-- TASK DIRECTIONS --
Scan the lines below; pull out those with "цветности".

-- MATERIAL PROVIDED --
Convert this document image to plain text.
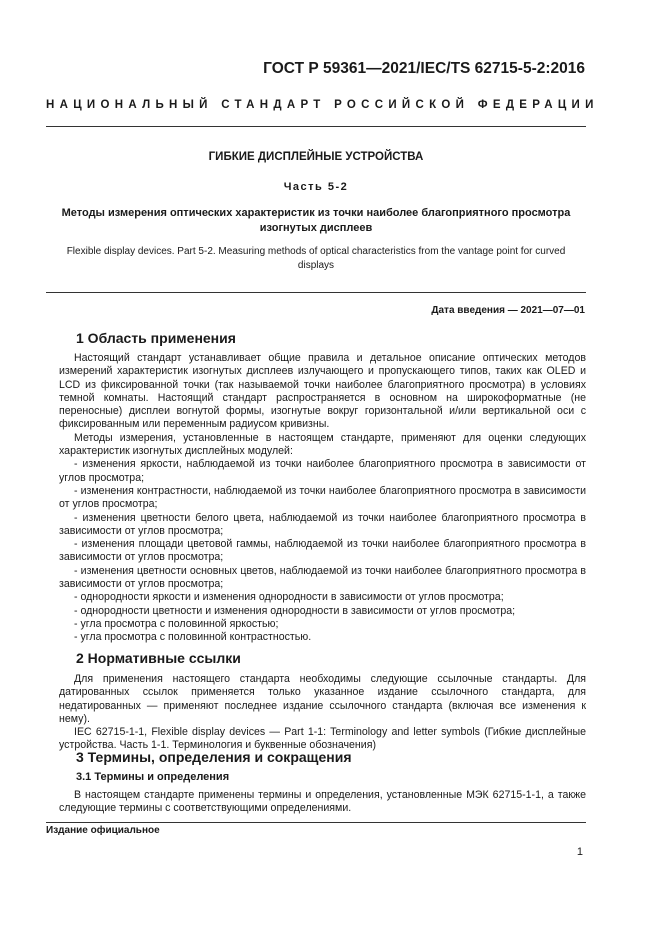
ГОСТ Р 59361—2021/IEC/TS 62715-5-2:2016
НАЦИОНАЛЬНЫЙ СТАНДАРТ РОССИЙСКОЙ ФЕДЕРАЦИИ
ГИБКИЕ ДИСПЛЕЙНЫЕ УСТРОЙСТВА
Часть 5-2
Методы измерения оптических характеристик из точки наиболее благоприятного просмотра изогнутых дисплеев
Flexible display devices. Part 5-2. Measuring methods of optical characteristics from the vantage point for curved displays
Дата введения — 2021—07—01
1 Область применения

Настоящий стандарт устанавливает общие правила и детальное описание оптических методов измерений характеристик изогнутых дисплеев излучающего и пропускающего типов, таких как OLED и LCD из фиксированной точки (так называемой точки наиболее благоприятного просмотра) в условиях темной комнаты. Настоящий стандарт распространяется в основном на широкоформатные (не переносные) дисплеи вогнутой формы, изогнутые вокруг горизонтальной и/или вертикальной оси с фиксированным или переменным радиусом кривизны.

Методы измерения, установленные в настоящем стандарте, применяют для оценки следующих характеристик изогнутых дисплейных модулей:

- изменения яркости, наблюдаемой из точки наиболее благоприятного просмотра в зависимости от углов просмотра;

- изменения контрастности, наблюдаемой из точки наиболее благоприятного просмотра в зависимости от углов просмотра;

- изменения цветности белого цвета, наблюдаемой из точки наиболее благоприятного просмотра в зависимости от углов просмотра;

- изменения площади цветовой гаммы, наблюдаемой из точки наиболее благоприятного просмотра в зависимости от углов просмотра;

- изменения цветности основных цветов, наблюдаемой из точки наиболее благоприятного просмотра в зависимости от углов просмотра;

- однородности яркости и изменения однородности в зависимости от углов просмотра;

- однородности цветности и изменения однородности в зависимости от углов просмотра;

- угла просмотра с половинной яркостью;

- угла просмотра с половинной контрастностью.

2 Нормативные ссылки

Для применения настоящего стандарта необходимы следующие ссылочные стандарты. Для датированных ссылок применяется только указанное издание ссылочного стандарта, для недатированных — применяют последнее издание ссылочного стандарта (включая все изменения к нему).

IEC 62715-1-1, Flexible display devices — Part 1-1: Terminology and letter symbols (Гибкие дисплейные устройства. Часть 1-1. Терминология и буквенные обозначения)

3 Термины, определения и сокращения
3.1 Термины и определения

В настоящем стандарте применены термины и определения, установленные МЭК 62715-1-1, а также следующие термины с соответствующими определениями.

Издание официальное
1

-- WRITTEN SOLUTION --
- изменения цветности белого цвета, наблюдаемой из точки наиболее благоприятного просмотра в зависимости от углов просмотра;
- изменения цветности основных цветов, наблюдаемой из точки наиболее благоприятного просмотра в зависимости от углов просмотра;
- однородности цветности и изменения однородности в зависимости от углов просмотра;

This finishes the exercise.